Stored data
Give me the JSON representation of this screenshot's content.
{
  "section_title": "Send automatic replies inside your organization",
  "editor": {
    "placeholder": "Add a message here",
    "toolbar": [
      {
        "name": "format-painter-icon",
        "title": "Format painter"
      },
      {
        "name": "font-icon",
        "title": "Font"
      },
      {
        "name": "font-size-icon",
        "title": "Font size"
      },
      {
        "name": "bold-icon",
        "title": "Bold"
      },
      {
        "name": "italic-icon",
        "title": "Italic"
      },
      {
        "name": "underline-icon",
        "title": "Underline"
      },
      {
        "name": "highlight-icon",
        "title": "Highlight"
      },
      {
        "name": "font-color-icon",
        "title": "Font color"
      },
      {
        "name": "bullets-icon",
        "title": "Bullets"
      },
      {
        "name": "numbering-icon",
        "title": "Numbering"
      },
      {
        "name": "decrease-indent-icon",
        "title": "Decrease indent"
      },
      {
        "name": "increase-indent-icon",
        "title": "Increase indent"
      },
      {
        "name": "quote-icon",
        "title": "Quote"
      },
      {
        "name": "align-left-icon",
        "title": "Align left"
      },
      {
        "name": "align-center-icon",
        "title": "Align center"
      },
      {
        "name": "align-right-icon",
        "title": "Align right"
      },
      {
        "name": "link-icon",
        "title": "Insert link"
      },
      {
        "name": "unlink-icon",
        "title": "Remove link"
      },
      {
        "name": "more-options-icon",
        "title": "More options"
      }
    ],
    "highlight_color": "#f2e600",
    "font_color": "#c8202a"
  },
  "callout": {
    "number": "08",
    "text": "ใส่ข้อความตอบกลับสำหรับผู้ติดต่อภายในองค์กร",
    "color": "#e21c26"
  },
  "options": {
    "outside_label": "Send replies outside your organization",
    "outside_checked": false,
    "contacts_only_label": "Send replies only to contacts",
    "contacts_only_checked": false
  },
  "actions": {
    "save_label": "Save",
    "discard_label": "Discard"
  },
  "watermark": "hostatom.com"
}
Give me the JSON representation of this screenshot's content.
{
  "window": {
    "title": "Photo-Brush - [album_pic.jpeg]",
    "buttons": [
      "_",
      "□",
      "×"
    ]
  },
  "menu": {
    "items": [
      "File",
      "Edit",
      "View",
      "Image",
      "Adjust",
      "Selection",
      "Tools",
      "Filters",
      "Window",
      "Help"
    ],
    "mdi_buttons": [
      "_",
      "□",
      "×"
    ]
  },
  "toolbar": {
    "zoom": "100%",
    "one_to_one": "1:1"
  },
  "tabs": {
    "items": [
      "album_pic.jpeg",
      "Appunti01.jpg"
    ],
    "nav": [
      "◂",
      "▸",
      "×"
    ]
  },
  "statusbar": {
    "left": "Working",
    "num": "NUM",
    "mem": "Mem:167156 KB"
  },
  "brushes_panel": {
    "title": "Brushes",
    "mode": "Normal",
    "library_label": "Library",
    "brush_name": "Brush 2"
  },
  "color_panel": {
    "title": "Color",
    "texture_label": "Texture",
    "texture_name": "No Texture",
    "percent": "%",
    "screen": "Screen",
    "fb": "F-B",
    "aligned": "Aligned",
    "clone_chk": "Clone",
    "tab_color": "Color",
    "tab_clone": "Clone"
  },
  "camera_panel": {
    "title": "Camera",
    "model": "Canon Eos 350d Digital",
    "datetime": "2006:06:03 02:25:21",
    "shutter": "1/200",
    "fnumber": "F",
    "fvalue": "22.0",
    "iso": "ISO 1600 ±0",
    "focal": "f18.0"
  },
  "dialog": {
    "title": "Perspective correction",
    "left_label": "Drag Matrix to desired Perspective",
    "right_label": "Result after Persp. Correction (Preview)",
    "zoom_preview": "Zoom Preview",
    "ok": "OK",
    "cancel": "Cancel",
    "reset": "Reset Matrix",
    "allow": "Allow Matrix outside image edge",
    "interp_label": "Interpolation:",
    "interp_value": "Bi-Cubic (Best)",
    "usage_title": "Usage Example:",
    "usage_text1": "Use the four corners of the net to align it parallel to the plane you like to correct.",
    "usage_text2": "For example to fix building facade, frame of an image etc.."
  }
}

* * *

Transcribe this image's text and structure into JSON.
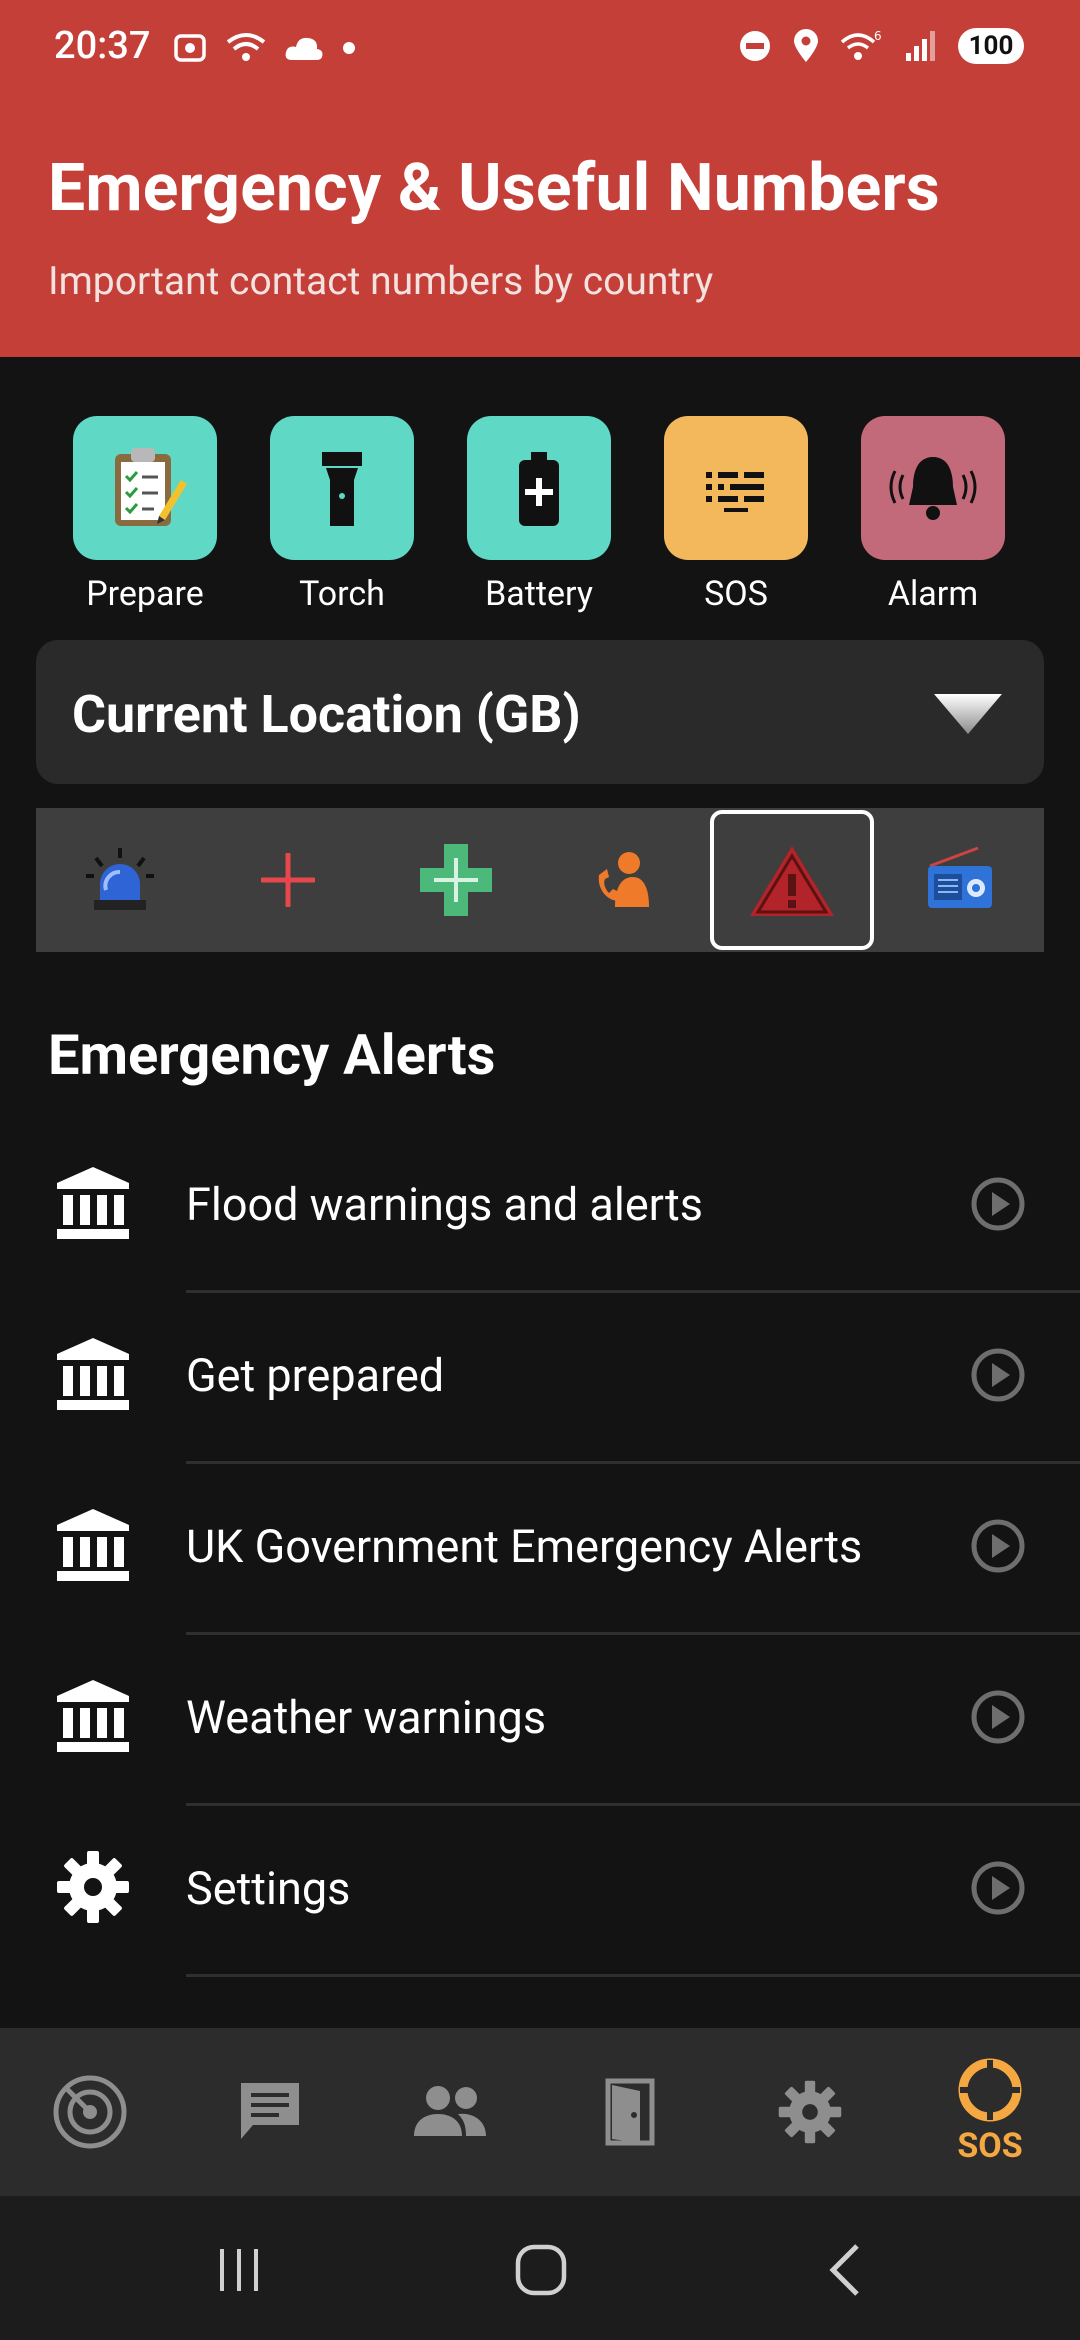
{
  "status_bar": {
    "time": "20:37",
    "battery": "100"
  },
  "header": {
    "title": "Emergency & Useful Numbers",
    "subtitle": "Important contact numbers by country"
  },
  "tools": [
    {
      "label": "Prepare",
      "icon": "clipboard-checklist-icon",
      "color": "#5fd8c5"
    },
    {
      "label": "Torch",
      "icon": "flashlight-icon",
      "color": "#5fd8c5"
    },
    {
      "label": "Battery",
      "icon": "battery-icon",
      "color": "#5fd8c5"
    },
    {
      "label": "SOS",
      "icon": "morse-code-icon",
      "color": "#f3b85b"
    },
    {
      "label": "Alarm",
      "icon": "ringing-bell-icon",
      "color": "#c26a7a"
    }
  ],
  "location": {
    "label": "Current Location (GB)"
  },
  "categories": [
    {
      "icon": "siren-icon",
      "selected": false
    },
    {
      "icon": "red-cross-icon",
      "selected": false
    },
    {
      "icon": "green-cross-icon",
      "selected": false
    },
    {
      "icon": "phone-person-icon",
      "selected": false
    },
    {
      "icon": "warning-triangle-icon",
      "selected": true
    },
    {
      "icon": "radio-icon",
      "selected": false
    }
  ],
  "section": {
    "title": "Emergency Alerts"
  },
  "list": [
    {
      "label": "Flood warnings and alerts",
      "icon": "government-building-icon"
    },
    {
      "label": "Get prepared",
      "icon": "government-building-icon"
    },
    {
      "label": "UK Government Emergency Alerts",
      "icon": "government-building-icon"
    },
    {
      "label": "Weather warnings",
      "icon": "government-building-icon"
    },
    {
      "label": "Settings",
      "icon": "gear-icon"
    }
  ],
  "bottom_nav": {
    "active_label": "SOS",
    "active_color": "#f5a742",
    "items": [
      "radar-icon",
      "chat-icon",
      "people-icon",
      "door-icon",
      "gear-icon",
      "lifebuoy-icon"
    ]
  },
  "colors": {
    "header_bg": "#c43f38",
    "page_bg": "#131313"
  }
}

> [What to do]
In the listing above, how many lines include the word "warnings"? Answer with the number and nothing more.

> [Output below]
2